____ Provided information
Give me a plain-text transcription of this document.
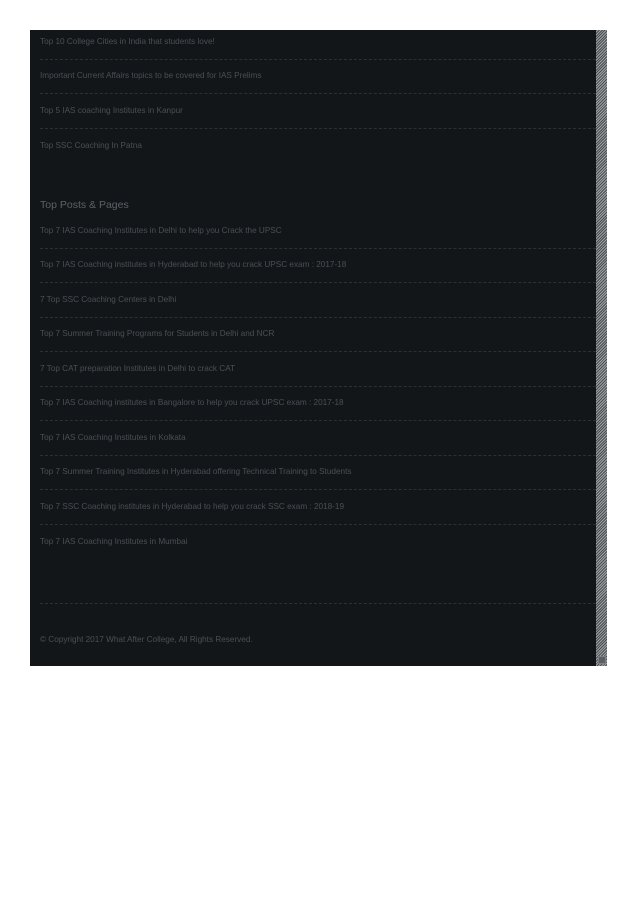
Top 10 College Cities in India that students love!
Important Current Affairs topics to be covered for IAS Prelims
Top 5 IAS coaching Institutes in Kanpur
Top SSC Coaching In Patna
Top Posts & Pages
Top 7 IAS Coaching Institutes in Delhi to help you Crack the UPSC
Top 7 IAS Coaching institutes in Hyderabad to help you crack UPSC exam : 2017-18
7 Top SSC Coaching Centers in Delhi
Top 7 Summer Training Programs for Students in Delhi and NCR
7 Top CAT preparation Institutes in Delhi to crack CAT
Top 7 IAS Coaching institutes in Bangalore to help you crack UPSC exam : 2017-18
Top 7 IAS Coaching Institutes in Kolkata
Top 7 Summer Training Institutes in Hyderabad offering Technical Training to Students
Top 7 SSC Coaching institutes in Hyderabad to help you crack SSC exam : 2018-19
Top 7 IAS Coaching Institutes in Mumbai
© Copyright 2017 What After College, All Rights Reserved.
________
Exercise directions:
Drop the images and quote the entries word for word.

Exercise result:
Give me a plain-text transcription of this document.
Top 10 College Cities in India that students love!
Important Current Affairs topics to be covered for IAS Prelims
Top 5 IAS coaching Institutes in Kanpur
Top SSC Coaching In Patna
Top Posts & Pages
Top 7 IAS Coaching Institutes in Delhi to help you Crack the UPSC
Top 7 IAS Coaching institutes in Hyderabad to help you crack UPSC exam : 2017-18
7 Top SSC Coaching Centers in Delhi
Top 7 Summer Training Programs for Students in Delhi and NCR
7 Top CAT preparation Institutes in Delhi to crack CAT
Top 7 IAS Coaching institutes in Bangalore to help you crack UPSC exam : 2017-18
Top 7 IAS Coaching Institutes in Kolkata
Top 7 Summer Training Institutes in Hyderabad offering Technical Training to Students
Top 7 SSC Coaching institutes in Hyderabad to help you crack SSC exam : 2018-19
Top 7 IAS Coaching Institutes in Mumbai
© Copyright 2017 What After College, All Rights Reserved.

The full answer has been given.